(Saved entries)

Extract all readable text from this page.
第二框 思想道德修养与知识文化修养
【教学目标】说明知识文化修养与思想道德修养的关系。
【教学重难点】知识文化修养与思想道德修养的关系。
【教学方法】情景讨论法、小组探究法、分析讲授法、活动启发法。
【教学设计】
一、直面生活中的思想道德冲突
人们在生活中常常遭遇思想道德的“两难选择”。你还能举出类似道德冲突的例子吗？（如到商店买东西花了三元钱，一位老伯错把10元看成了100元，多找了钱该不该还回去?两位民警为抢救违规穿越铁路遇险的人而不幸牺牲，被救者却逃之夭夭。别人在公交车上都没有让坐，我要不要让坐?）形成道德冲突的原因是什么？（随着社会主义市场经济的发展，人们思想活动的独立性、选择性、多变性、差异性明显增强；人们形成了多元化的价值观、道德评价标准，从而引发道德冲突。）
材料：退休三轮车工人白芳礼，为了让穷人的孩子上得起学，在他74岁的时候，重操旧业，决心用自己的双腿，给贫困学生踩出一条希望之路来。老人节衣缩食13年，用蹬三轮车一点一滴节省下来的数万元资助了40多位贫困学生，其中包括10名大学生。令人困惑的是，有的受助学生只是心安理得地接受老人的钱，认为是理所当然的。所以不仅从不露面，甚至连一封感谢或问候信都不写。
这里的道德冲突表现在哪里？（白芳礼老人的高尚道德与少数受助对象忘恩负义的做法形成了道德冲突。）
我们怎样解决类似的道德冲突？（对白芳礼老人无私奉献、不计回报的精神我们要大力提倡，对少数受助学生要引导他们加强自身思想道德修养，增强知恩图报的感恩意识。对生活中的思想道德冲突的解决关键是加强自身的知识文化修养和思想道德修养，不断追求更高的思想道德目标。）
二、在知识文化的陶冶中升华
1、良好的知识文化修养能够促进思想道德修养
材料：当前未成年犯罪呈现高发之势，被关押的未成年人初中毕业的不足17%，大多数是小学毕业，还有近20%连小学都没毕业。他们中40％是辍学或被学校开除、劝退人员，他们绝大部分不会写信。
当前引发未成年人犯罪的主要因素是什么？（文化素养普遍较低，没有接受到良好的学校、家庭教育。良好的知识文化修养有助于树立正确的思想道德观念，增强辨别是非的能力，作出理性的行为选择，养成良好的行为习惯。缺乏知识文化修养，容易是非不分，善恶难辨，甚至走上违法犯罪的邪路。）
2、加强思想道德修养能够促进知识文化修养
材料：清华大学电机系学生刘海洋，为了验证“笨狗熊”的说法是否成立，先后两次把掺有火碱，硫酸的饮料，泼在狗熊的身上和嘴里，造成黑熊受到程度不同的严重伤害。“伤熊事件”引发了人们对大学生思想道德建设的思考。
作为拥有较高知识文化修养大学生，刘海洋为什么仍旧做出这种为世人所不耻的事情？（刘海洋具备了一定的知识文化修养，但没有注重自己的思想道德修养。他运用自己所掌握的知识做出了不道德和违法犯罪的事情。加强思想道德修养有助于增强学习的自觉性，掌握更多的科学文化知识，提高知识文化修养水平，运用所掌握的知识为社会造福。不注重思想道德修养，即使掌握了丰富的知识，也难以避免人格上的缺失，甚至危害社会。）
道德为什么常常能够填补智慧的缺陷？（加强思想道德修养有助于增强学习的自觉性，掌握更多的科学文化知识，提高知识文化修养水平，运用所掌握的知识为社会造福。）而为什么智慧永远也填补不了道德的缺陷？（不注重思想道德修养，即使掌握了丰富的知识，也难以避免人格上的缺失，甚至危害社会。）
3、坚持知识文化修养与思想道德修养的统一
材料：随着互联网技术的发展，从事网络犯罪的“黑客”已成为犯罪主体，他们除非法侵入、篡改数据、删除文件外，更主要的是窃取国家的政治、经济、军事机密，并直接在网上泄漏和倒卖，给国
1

> TASK INSTRUCTIONS
Retype all of the data shown above, word for word.

> EXPECTED ANSWER
Extract all readable text from this page.
第二框 思想道德修养与知识文化修养
【教学目标】说明知识文化修养与思想道德修养的关系。
【教学重难点】知识文化修养与思想道德修养的关系。
【教学方法】情景讨论法、小组探究法、分析讲授法、活动启发法。
【教学设计】
一、直面生活中的思想道德冲突
人们在生活中常常遭遇思想道德的“两难选择”。你还能举出类似道德冲突的例子吗？（如到商店买东西花了三元钱，一位老伯错把10元看成了100元，多找了钱该不该还回去?两位民警为抢救违规穿越铁路遇险的人而不幸牺牲，被救者却逃之夭夭。别人在公交车上都没有让坐，我要不要让坐?）形成道德冲突的原因是什么？（随着社会主义市场经济的发展，人们思想活动的独立性、选择性、多变性、差异性明显增强；人们形成了多元化的价值观、道德评价标准，从而引发道德冲突。）
材料：退休三轮车工人白芳礼，为了让穷人的孩子上得起学，在他74岁的时候，重操旧业，决心用自己的双腿，给贫困学生踩出一条希望之路来。老人节衣缩食13年，用蹬三轮车一点一滴节省下来的数万元资助了40多位贫困学生，其中包括10名大学生。令人困惑的是，有的受助学生只是心安理得地接受老人的钱，认为是理所当然的。所以不仅从不露面，甚至连一封感谢或问候信都不写。
这里的道德冲突表现在哪里？（白芳礼老人的高尚道德与少数受助对象忘恩负义的做法形成了道德冲突。）
我们怎样解决类似的道德冲突？（对白芳礼老人无私奉献、不计回报的精神我们要大力提倡，对少数受助学生要引导他们加强自身思想道德修养，增强知恩图报的感恩意识。对生活中的思想道德冲突的解决关键是加强自身的知识文化修养和思想道德修养，不断追求更高的思想道德目标。）
二、在知识文化的陶冶中升华
1、良好的知识文化修养能够促进思想道德修养
材料：当前未成年犯罪呈现高发之势，被关押的未成年人初中毕业的不足17%，大多数是小学毕业，还有近20%连小学都没毕业。他们中40％是辍学或被学校开除、劝退人员，他们绝大部分不会写信。
当前引发未成年人犯罪的主要因素是什么？（文化素养普遍较低，没有接受到良好的学校、家庭教育。良好的知识文化修养有助于树立正确的思想道德观念，增强辨别是非的能力，作出理性的行为选择，养成良好的行为习惯。缺乏知识文化修养，容易是非不分，善恶难辨，甚至走上违法犯罪的邪路。）
2、加强思想道德修养能够促进知识文化修养
材料：清华大学电机系学生刘海洋，为了验证“笨狗熊”的说法是否成立，先后两次把掺有火碱，硫酸的饮料，泼在狗熊的身上和嘴里，造成黑熊受到程度不同的严重伤害。“伤熊事件”引发了人们对大学生思想道德建设的思考。
作为拥有较高知识文化修养大学生，刘海洋为什么仍旧做出这种为世人所不耻的事情？（刘海洋具备了一定的知识文化修养，但没有注重自己的思想道德修养。他运用自己所掌握的知识做出了不道德和违法犯罪的事情。加强思想道德修养有助于增强学习的自觉性，掌握更多的科学文化知识，提高知识文化修养水平，运用所掌握的知识为社会造福。不注重思想道德修养，即使掌握了丰富的知识，也难以避免人格上的缺失，甚至危害社会。）
道德为什么常常能够填补智慧的缺陷？（加强思想道德修养有助于增强学习的自觉性，掌握更多的科学文化知识，提高知识文化修养水平，运用所掌握的知识为社会造福。）而为什么智慧永远也填补不了道德的缺陷？（不注重思想道德修养，即使掌握了丰富的知识，也难以避免人格上的缺失，甚至危害社会。）
3、坚持知识文化修养与思想道德修养的统一
材料：随着互联网技术的发展，从事网络犯罪的“黑客”已成为犯罪主体，他们除非法侵入、篡改数据、删除文件外，更主要的是窃取国家的政治、经济、军事机密，并直接在网上泄漏和倒卖，给国
1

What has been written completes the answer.